**EXERCISE TASK**
Pick out every line with the word "JSON" and copy it.

**Source records**
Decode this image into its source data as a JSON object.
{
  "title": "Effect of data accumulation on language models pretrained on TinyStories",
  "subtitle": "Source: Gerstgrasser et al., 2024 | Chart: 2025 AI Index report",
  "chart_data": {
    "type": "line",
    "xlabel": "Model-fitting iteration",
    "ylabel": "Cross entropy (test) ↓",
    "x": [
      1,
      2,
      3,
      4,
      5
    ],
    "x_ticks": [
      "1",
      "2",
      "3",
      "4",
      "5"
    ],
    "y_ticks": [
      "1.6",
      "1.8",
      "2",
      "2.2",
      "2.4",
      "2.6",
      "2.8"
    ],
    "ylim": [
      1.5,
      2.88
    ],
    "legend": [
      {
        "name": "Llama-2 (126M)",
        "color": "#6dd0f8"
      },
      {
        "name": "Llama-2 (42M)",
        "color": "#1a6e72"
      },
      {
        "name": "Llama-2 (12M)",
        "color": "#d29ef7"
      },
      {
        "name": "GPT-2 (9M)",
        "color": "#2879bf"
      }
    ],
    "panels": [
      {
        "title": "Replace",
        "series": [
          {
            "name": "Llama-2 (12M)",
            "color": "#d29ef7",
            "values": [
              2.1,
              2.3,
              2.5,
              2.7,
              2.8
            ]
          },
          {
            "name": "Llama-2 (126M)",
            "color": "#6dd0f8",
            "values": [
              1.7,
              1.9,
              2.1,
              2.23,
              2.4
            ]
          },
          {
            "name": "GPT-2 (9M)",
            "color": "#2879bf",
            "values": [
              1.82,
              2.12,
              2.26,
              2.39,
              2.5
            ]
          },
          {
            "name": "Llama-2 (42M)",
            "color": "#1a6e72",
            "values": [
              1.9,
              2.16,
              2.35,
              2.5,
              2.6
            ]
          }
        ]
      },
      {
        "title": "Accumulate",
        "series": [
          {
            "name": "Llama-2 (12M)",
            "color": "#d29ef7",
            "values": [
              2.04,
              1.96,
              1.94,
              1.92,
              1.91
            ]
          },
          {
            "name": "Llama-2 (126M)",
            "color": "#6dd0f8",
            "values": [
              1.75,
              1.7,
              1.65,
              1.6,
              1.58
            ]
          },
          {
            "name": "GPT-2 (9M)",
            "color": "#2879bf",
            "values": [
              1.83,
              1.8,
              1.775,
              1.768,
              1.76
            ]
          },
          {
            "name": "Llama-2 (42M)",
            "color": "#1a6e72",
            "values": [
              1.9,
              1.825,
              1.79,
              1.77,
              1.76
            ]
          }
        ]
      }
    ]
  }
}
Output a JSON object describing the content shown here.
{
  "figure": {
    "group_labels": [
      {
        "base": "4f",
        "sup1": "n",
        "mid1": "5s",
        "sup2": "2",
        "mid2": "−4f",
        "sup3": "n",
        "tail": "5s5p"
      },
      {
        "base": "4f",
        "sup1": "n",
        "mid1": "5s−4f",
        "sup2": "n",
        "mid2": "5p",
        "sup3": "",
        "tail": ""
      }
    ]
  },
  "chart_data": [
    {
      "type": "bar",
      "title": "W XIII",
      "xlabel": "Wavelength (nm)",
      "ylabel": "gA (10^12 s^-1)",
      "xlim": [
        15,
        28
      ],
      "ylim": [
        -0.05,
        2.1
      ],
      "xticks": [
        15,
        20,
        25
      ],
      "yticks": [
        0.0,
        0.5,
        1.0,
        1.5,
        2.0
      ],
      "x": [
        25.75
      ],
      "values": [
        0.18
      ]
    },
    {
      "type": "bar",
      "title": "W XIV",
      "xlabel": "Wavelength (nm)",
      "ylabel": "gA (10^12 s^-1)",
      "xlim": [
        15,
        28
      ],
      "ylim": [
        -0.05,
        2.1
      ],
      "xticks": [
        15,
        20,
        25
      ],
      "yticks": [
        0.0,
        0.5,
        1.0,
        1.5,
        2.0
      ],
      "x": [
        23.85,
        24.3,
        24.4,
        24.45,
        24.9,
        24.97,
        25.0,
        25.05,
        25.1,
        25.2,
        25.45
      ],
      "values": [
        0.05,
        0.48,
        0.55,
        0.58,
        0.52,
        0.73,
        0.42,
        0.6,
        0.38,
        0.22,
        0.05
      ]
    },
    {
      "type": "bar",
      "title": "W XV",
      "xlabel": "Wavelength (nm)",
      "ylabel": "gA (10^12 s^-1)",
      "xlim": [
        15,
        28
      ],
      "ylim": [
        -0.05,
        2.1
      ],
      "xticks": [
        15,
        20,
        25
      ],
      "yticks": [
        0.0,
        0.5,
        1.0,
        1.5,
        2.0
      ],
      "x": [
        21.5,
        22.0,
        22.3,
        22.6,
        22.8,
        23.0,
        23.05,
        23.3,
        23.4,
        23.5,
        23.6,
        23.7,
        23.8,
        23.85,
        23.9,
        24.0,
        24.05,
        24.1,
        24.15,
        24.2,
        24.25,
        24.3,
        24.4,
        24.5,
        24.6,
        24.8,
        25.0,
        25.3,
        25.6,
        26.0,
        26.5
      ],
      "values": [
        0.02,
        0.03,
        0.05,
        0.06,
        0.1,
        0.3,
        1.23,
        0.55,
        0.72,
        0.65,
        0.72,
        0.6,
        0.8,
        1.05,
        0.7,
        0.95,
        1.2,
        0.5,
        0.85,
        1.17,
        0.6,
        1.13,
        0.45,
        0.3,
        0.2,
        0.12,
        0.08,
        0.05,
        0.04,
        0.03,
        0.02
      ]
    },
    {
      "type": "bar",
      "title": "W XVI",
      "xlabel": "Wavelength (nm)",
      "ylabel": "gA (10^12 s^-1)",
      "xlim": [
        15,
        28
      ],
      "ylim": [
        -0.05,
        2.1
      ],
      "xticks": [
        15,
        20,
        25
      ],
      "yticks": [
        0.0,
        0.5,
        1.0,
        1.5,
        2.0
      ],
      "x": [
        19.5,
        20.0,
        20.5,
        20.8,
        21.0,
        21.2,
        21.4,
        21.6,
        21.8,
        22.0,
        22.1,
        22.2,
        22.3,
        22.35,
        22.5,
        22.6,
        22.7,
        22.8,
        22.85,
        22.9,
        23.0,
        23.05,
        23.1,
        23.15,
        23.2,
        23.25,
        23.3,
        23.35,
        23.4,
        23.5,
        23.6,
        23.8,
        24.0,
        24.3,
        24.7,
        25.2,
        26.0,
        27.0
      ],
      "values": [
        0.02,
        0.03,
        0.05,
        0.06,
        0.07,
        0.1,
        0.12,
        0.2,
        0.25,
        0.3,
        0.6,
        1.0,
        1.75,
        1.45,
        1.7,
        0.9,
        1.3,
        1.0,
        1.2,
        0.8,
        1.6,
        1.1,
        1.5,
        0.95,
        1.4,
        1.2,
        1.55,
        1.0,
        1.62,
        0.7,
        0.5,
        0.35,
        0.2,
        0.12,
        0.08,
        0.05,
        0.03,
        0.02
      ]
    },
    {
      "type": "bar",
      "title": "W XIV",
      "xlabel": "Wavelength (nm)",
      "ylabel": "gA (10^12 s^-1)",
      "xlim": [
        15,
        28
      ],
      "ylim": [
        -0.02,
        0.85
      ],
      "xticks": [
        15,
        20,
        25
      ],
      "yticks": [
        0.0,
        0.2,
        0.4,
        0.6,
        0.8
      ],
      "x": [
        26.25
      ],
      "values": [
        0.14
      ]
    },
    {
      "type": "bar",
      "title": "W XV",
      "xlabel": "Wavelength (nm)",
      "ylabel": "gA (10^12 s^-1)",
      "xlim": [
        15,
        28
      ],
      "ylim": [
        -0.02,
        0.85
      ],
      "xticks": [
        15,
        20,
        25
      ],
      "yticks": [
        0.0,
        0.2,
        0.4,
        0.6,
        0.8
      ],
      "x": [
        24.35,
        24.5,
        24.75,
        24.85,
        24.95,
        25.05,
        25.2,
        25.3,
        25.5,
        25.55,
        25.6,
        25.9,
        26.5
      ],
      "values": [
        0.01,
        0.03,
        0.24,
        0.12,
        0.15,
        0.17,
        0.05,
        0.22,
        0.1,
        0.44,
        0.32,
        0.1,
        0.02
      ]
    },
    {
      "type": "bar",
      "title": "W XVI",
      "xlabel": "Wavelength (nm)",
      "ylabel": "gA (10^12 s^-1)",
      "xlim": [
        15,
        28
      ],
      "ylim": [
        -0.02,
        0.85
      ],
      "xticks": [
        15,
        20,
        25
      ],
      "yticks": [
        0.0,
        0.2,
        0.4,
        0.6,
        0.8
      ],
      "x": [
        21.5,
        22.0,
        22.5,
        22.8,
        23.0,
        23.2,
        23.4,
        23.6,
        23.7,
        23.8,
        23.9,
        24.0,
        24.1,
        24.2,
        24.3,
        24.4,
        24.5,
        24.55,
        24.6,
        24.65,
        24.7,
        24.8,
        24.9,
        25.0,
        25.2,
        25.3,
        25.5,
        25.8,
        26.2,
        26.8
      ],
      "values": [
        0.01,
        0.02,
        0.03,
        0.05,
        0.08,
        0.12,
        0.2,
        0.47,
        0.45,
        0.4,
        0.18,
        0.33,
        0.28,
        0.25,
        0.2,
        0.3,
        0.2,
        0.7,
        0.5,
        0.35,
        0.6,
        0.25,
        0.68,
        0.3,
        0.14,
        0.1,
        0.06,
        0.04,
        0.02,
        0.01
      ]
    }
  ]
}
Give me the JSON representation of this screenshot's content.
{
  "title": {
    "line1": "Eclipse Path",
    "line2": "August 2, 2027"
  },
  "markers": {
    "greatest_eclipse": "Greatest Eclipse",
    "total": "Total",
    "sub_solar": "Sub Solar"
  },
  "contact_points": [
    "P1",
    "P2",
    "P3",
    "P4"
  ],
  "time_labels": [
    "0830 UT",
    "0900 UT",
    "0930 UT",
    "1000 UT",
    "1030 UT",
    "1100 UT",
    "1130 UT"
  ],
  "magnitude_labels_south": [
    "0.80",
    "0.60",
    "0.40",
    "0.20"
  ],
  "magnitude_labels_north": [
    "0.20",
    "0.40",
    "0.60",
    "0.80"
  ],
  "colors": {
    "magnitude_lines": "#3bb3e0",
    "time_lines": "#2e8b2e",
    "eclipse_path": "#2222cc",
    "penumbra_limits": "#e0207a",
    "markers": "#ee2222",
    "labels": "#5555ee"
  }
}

**THE RESULT**
Decode this image into its source data as a JSON object.
Output a JSON object describing the content shown here.
Give me the JSON representation of this screenshot's content.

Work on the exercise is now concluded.